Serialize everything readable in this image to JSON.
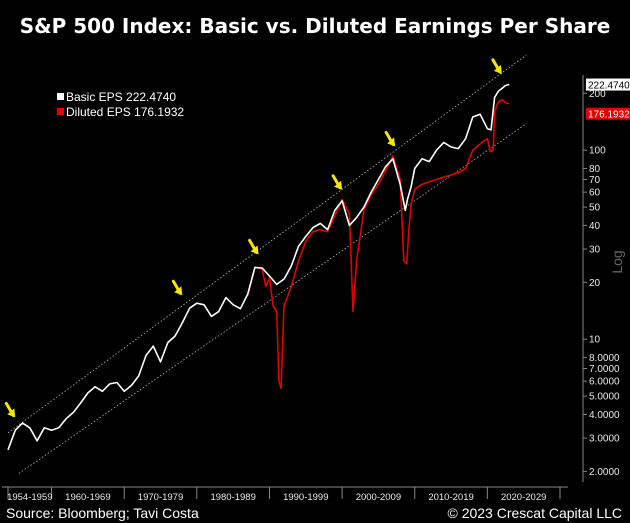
{
  "title": "S&P 500 Index: Basic vs. Diluted Earnings Per Share",
  "footer": {
    "source": "Source: Bloomberg; Tavi Costa",
    "copyright": "© 2023 Crescat Capital LLC"
  },
  "colors": {
    "basic": "#ffffff",
    "diluted": "#e00000",
    "arrow": "#f5e800",
    "background": "#000000"
  },
  "chart_data": {
    "type": "line",
    "yscale": "log",
    "ylabel": "Log",
    "ylim": [
      1.8,
      300
    ],
    "grid": false,
    "legend_position": "top-left",
    "x_tick_labels": [
      "1954-1959",
      "1960-1969",
      "1970-1979",
      "1980-1989",
      "1990-1999",
      "2000-2009",
      "2010-2019",
      "2020-2029"
    ],
    "y_ticks": [
      2,
      3,
      4,
      5,
      6,
      7,
      8,
      10,
      20,
      30,
      40,
      50,
      60,
      70,
      80,
      100,
      200
    ],
    "y_tick_labels": [
      "2.0000",
      "3.0000",
      "4.0000",
      "5.0000",
      "6.0000",
      "7.0000",
      "8.0000",
      "10",
      "20",
      "30",
      "40",
      "50",
      "60",
      "70",
      "80",
      "100",
      "200"
    ],
    "series": [
      {
        "name": "Basic EPS",
        "last_value": "222.4740",
        "x": [
          1954,
          1955,
          1956,
          1957,
          1958,
          1959,
          1960,
          1961,
          1962,
          1963,
          1964,
          1965,
          1966,
          1967,
          1968,
          1969,
          1970,
          1971,
          1972,
          1973,
          1974,
          1975,
          1976,
          1977,
          1978,
          1979,
          1980,
          1981,
          1982,
          1983,
          1984,
          1985,
          1986,
          1987,
          1988,
          1989,
          1990,
          1991,
          1992,
          1993,
          1994,
          1995,
          1996,
          1997,
          1998,
          1999,
          2000,
          2001,
          2002,
          2003,
          2004,
          2005,
          2006,
          2007,
          2008,
          2008.7,
          2009,
          2009.5,
          2010,
          2011,
          2012,
          2013,
          2014,
          2015,
          2016,
          2017,
          2018,
          2019,
          2020,
          2020.5,
          2021,
          2021.5,
          2022,
          2022.5,
          2023
        ],
        "values": [
          2.6,
          3.3,
          3.6,
          3.4,
          2.9,
          3.4,
          3.3,
          3.4,
          3.8,
          4.1,
          4.6,
          5.2,
          5.6,
          5.3,
          5.8,
          5.9,
          5.3,
          5.7,
          6.4,
          8.2,
          9.2,
          7.6,
          9.6,
          10.4,
          12.2,
          14.6,
          15.5,
          15.2,
          13.2,
          14.0,
          16.6,
          15.2,
          14.5,
          17.3,
          24.0,
          23.8,
          21.6,
          19.5,
          20.8,
          24.4,
          31.0,
          35.0,
          39.0,
          41.0,
          38.0,
          48.0,
          54.0,
          40.0,
          44.0,
          50.0,
          60.0,
          70.0,
          82.0,
          90.0,
          66.0,
          48.0,
          55.0,
          64.0,
          80.0,
          90.0,
          87.0,
          100.0,
          110.0,
          104.0,
          102.0,
          115.0,
          150.0,
          155.0,
          130.0,
          128.0,
          190.0,
          205.0,
          212.0,
          220.0,
          222.474
        ]
      },
      {
        "name": "Diluted EPS",
        "last_value": "176.1932",
        "x": [
          1987,
          1988,
          1989,
          1989.5,
          1990,
          1990.5,
          1991,
          1991.3,
          1991.6,
          1992,
          1993,
          1994,
          1995,
          1996,
          1997,
          1998,
          1999,
          2000,
          2001,
          2001.5,
          2002,
          2003,
          2004,
          2005,
          2006,
          2007,
          2008,
          2008.5,
          2008.9,
          2009.2,
          2009.5,
          2010,
          2011,
          2012,
          2013,
          2014,
          2015,
          2016,
          2017,
          2018,
          2019,
          2020,
          2020.4,
          2020.8,
          2021,
          2021.5,
          2022,
          2022.5,
          2023
        ],
        "values": [
          17.0,
          24.0,
          23.5,
          19.0,
          21.0,
          15.0,
          14.0,
          6.0,
          5.5,
          15.0,
          19.0,
          26.0,
          33.0,
          37.0,
          38.0,
          37.0,
          45.0,
          55.0,
          46.0,
          14.0,
          26.0,
          48.0,
          58.0,
          66.0,
          78.0,
          93.0,
          70.0,
          26.0,
          25.0,
          38.0,
          52.0,
          62.0,
          66.0,
          68.0,
          70.0,
          72.0,
          74.0,
          76.0,
          80.0,
          100.0,
          108.0,
          115.0,
          98.0,
          100.0,
          160.0,
          180.0,
          185.0,
          178.0,
          176.1932
        ]
      }
    ],
    "annotations": [
      {
        "kind": "arrow",
        "x": 1955,
        "y": 3.5
      },
      {
        "kind": "arrow",
        "x": 1978,
        "y": 15.5
      },
      {
        "kind": "arrow",
        "x": 1988.5,
        "y": 25.5
      },
      {
        "kind": "arrow",
        "x": 2000,
        "y": 56
      },
      {
        "kind": "arrow",
        "x": 2007.3,
        "y": 95
      },
      {
        "kind": "arrow",
        "x": 2022,
        "y": 230
      }
    ]
  }
}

.....

Short exercise.
Your copy of the data above should match it exactly, except that pictures are left out.

The answer.
Serialize everything readable in this image to JSON.
{
  "title": "S&P 500 Index: Basic vs. Diluted Earnings Per Share",
  "footer": {
    "source": "Source: Bloomberg; Tavi Costa",
    "copyright": "© 2023 Crescat Capital LLC"
  },
  "colors": {
    "basic": "#ffffff",
    "diluted": "#e00000",
    "arrow": "#f5e800",
    "background": "#000000"
  },
  "chart_data": {
    "type": "line",
    "yscale": "log",
    "ylabel": "Log",
    "ylim": [
      1.8,
      300
    ],
    "grid": false,
    "legend_position": "top-left",
    "x_tick_labels": [
      "1954-1959",
      "1960-1969",
      "1970-1979",
      "1980-1989",
      "1990-1999",
      "2000-2009",
      "2010-2019",
      "2020-2029"
    ],
    "y_ticks": [
      2,
      3,
      4,
      5,
      6,
      7,
      8,
      10,
      20,
      30,
      40,
      50,
      60,
      70,
      80,
      100,
      200
    ],
    "y_tick_labels": [
      "2.0000",
      "3.0000",
      "4.0000",
      "5.0000",
      "6.0000",
      "7.0000",
      "8.0000",
      "10",
      "20",
      "30",
      "40",
      "50",
      "60",
      "70",
      "80",
      "100",
      "200"
    ],
    "series": [
      {
        "name": "Basic EPS",
        "last_value": "222.4740",
        "x": [
          1954,
          1955,
          1956,
          1957,
          1958,
          1959,
          1960,
          1961,
          1962,
          1963,
          1964,
          1965,
          1966,
          1967,
          1968,
          1969,
          1970,
          1971,
          1972,
          1973,
          1974,
          1975,
          1976,
          1977,
          1978,
          1979,
          1980,
          1981,
          1982,
          1983,
          1984,
          1985,
          1986,
          1987,
          1988,
          1989,
          1990,
          1991,
          1992,
          1993,
          1994,
          1995,
          1996,
          1997,
          1998,
          1999,
          2000,
          2001,
          2002,
          2003,
          2004,
          2005,
          2006,
          2007,
          2008,
          2008.7,
          2009,
          2009.5,
          2010,
          2011,
          2012,
          2013,
          2014,
          2015,
          2016,
          2017,
          2018,
          2019,
          2020,
          2020.5,
          2021,
          2021.5,
          2022,
          2022.5,
          2023
        ],
        "values": [
          2.6,
          3.3,
          3.6,
          3.4,
          2.9,
          3.4,
          3.3,
          3.4,
          3.8,
          4.1,
          4.6,
          5.2,
          5.6,
          5.3,
          5.8,
          5.9,
          5.3,
          5.7,
          6.4,
          8.2,
          9.2,
          7.6,
          9.6,
          10.4,
          12.2,
          14.6,
          15.5,
          15.2,
          13.2,
          14.0,
          16.6,
          15.2,
          14.5,
          17.3,
          24.0,
          23.8,
          21.6,
          19.5,
          20.8,
          24.4,
          31.0,
          35.0,
          39.0,
          41.0,
          38.0,
          48.0,
          54.0,
          40.0,
          44.0,
          50.0,
          60.0,
          70.0,
          82.0,
          90.0,
          66.0,
          48.0,
          55.0,
          64.0,
          80.0,
          90.0,
          87.0,
          100.0,
          110.0,
          104.0,
          102.0,
          115.0,
          150.0,
          155.0,
          130.0,
          128.0,
          190.0,
          205.0,
          212.0,
          220.0,
          222.474
        ]
      },
      {
        "name": "Diluted EPS",
        "last_value": "176.1932",
        "x": [
          1987,
          1988,
          1989,
          1989.5,
          1990,
          1990.5,
          1991,
          1991.3,
          1991.6,
          1992,
          1993,
          1994,
          1995,
          1996,
          1997,
          1998,
          1999,
          2000,
          2001,
          2001.5,
          2002,
          2003,
          2004,
          2005,
          2006,
          2007,
          2008,
          2008.5,
          2008.9,
          2009.2,
          2009.5,
          2010,
          2011,
          2012,
          2013,
          2014,
          2015,
          2016,
          2017,
          2018,
          2019,
          2020,
          2020.4,
          2020.8,
          2021,
          2021.5,
          2022,
          2022.5,
          2023
        ],
        "values": [
          17.0,
          24.0,
          23.5,
          19.0,
          21.0,
          15.0,
          14.0,
          6.0,
          5.5,
          15.0,
          19.0,
          26.0,
          33.0,
          37.0,
          38.0,
          37.0,
          45.0,
          55.0,
          46.0,
          14.0,
          26.0,
          48.0,
          58.0,
          66.0,
          78.0,
          93.0,
          70.0,
          26.0,
          25.0,
          38.0,
          52.0,
          62.0,
          66.0,
          68.0,
          70.0,
          72.0,
          74.0,
          76.0,
          80.0,
          100.0,
          108.0,
          115.0,
          98.0,
          100.0,
          160.0,
          180.0,
          185.0,
          178.0,
          176.1932
        ]
      }
    ],
    "annotations": [
      {
        "kind": "arrow",
        "x": 1955,
        "y": 3.5
      },
      {
        "kind": "arrow",
        "x": 1978,
        "y": 15.5
      },
      {
        "kind": "arrow",
        "x": 1988.5,
        "y": 25.5
      },
      {
        "kind": "arrow",
        "x": 2000,
        "y": 56
      },
      {
        "kind": "arrow",
        "x": 2007.3,
        "y": 95
      },
      {
        "kind": "arrow",
        "x": 2022,
        "y": 230
      }
    ]
  }
}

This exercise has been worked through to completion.